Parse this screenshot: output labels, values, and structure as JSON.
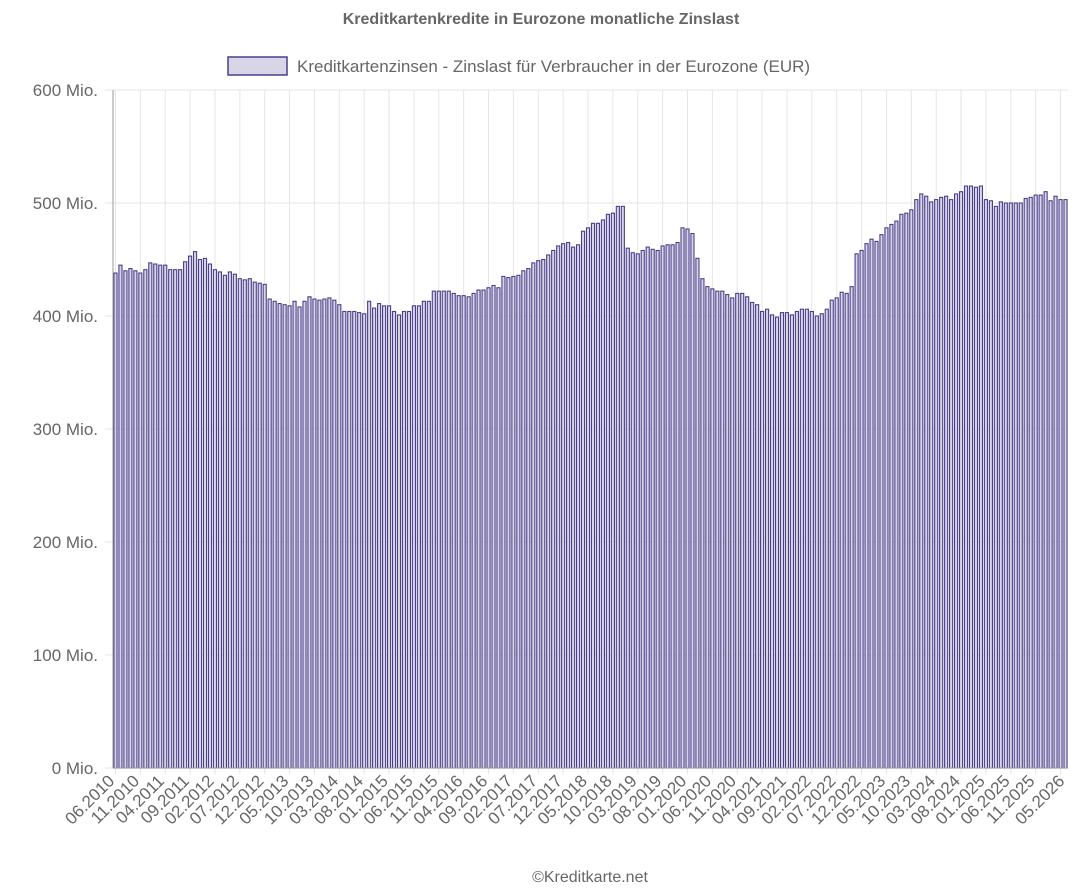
{
  "credit": "©Kreditkarte.net",
  "colors": {
    "bar_stroke": "#4b3f8a",
    "bar_fill": "#d8d5e6",
    "legend_fill": "#d8d5e6",
    "grid": "#e5e5e5",
    "text": "#666666"
  },
  "chart_data": {
    "type": "bar",
    "title": "Kreditkartenkredite in Eurozone monatliche Zinslast",
    "xlabel": "",
    "ylabel": "",
    "ylim": [
      0,
      600000000
    ],
    "yticks": [
      {
        "value": 0,
        "label": "0 Mio."
      },
      {
        "value": 100000000,
        "label": "100 Mio."
      },
      {
        "value": 200000000,
        "label": "200 Mio."
      },
      {
        "value": 300000000,
        "label": "300 Mio."
      },
      {
        "value": 400000000,
        "label": "400 Mio."
      },
      {
        "value": 500000000,
        "label": "500 Mio."
      },
      {
        "value": 600000000,
        "label": "600 Mio."
      }
    ],
    "legend": "top",
    "grid": true,
    "xtick_labels": [
      "06.2010",
      "11.2010",
      "04.2011",
      "09.2011",
      "02.2012",
      "07.2012",
      "12.2012",
      "05.2013",
      "10.2013",
      "03.2014",
      "08.2014",
      "01.2015",
      "06.2015",
      "11.2015",
      "04.2016",
      "09.2016",
      "02.2017",
      "07.2017",
      "12.2017",
      "05.2018",
      "10.2018",
      "03.2019",
      "08.2019",
      "01.2020",
      "06.2020",
      "11.2020",
      "04.2021",
      "09.2021",
      "02.2022",
      "07.2022",
      "12.2022",
      "05.2023",
      "10.2023",
      "03.2024",
      "08.2024",
      "01.2025",
      "06.2025",
      "11.2025",
      "05.2026"
    ],
    "start_month": "06.2010",
    "series": [
      {
        "name": "Kreditkartenzinsen - Zinslast für Verbraucher in der Eurozone (EUR)",
        "values_mio": [
          438,
          445,
          440,
          442,
          440,
          438,
          441,
          447,
          446,
          445,
          445,
          441,
          441,
          441,
          448,
          453,
          457,
          450,
          451,
          446,
          441,
          439,
          436,
          439,
          437,
          433,
          432,
          433,
          430,
          429,
          428,
          415,
          413,
          411,
          410,
          409,
          413,
          408,
          413,
          417,
          415,
          414,
          415,
          416,
          414,
          410,
          404,
          404,
          404,
          403,
          402,
          413,
          407,
          411,
          409,
          409,
          404,
          401,
          404,
          404,
          409,
          409,
          413,
          413,
          422,
          422,
          422,
          422,
          420,
          418,
          418,
          417,
          420,
          423,
          423,
          425,
          427,
          425,
          435,
          434,
          435,
          436,
          440,
          442,
          447,
          449,
          450,
          454,
          458,
          462,
          464,
          465,
          461,
          463,
          475,
          478,
          482,
          482,
          485,
          490,
          491,
          497,
          497,
          460,
          456,
          455,
          458,
          461,
          459,
          458,
          462,
          463,
          463,
          465,
          478,
          477,
          473,
          451,
          433,
          426,
          424,
          422,
          422,
          419,
          416,
          420,
          420,
          417,
          412,
          410,
          404,
          406,
          401,
          399,
          403,
          403,
          401,
          404,
          406,
          406,
          404,
          400,
          402,
          406,
          414,
          416,
          421,
          420,
          426,
          455,
          458,
          464,
          468,
          466,
          472,
          478,
          481,
          484,
          490,
          491,
          494,
          503,
          508,
          506,
          501,
          503,
          505,
          506,
          503,
          508,
          510,
          515,
          515,
          514,
          515,
          503,
          502,
          497,
          501,
          500,
          500,
          500,
          500,
          504,
          505,
          507,
          507,
          510,
          502,
          506,
          503,
          503
        ]
      }
    ]
  }
}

-----

▶ _Aim of the exercise_
Show the lines of the records that include the string "Zinslast".

▶ _Completed task_
    "title": "Kreditkartenkredite in Eurozone monatliche Zinslast",
        "name": "Kreditkartenzinsen - Zinslast für Verbraucher in der Eurozone (EUR)",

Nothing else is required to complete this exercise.